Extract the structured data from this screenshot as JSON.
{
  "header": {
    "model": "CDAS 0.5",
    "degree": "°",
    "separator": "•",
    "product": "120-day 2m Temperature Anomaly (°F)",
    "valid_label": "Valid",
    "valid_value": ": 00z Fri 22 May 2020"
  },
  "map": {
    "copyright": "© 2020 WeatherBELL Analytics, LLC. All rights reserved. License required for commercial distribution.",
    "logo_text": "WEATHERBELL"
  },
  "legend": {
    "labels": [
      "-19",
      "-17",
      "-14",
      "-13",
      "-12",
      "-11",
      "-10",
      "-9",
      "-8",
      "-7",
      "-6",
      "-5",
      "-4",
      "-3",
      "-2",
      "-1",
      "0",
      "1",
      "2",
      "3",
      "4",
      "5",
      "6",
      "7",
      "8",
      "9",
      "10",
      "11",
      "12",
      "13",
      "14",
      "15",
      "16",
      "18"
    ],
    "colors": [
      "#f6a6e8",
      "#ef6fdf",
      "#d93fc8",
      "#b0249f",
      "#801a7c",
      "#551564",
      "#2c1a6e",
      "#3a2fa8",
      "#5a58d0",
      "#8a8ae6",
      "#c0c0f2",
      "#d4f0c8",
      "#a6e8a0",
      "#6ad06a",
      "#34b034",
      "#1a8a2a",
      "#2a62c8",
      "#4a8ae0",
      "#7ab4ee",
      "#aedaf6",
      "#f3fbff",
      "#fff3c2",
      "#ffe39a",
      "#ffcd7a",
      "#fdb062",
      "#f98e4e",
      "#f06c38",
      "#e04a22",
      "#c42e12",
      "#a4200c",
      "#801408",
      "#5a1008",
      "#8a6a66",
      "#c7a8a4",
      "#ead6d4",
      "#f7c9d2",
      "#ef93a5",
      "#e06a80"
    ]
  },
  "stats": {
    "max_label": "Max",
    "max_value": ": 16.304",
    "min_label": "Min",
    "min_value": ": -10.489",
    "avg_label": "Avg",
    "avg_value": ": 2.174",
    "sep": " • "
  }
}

:::::

Brief: Reproduce the records word for word.

Exercise result:
Extract the structured data from this screenshot as JSON.
{
  "header": {
    "model": "CDAS 0.5",
    "degree": "°",
    "separator": "•",
    "product": "120-day 2m Temperature Anomaly (°F)",
    "valid_label": "Valid",
    "valid_value": ": 00z Fri 22 May 2020"
  },
  "map": {
    "copyright": "© 2020 WeatherBELL Analytics, LLC. All rights reserved. License required for commercial distribution.",
    "logo_text": "WEATHERBELL"
  },
  "legend": {
    "labels": [
      "-19",
      "-17",
      "-14",
      "-13",
      "-12",
      "-11",
      "-10",
      "-9",
      "-8",
      "-7",
      "-6",
      "-5",
      "-4",
      "-3",
      "-2",
      "-1",
      "0",
      "1",
      "2",
      "3",
      "4",
      "5",
      "6",
      "7",
      "8",
      "9",
      "10",
      "11",
      "12",
      "13",
      "14",
      "15",
      "16",
      "18"
    ],
    "colors": [
      "#f6a6e8",
      "#ef6fdf",
      "#d93fc8",
      "#b0249f",
      "#801a7c",
      "#551564",
      "#2c1a6e",
      "#3a2fa8",
      "#5a58d0",
      "#8a8ae6",
      "#c0c0f2",
      "#d4f0c8",
      "#a6e8a0",
      "#6ad06a",
      "#34b034",
      "#1a8a2a",
      "#2a62c8",
      "#4a8ae0",
      "#7ab4ee",
      "#aedaf6",
      "#f3fbff",
      "#fff3c2",
      "#ffe39a",
      "#ffcd7a",
      "#fdb062",
      "#f98e4e",
      "#f06c38",
      "#e04a22",
      "#c42e12",
      "#a4200c",
      "#801408",
      "#5a1008",
      "#8a6a66",
      "#c7a8a4",
      "#ead6d4",
      "#f7c9d2",
      "#ef93a5",
      "#e06a80"
    ]
  },
  "stats": {
    "max_label": "Max",
    "max_value": ": 16.304",
    "min_label": "Min",
    "min_value": ": -10.489",
    "avg_label": "Avg",
    "avg_value": ": 2.174",
    "sep": " • "
  }
}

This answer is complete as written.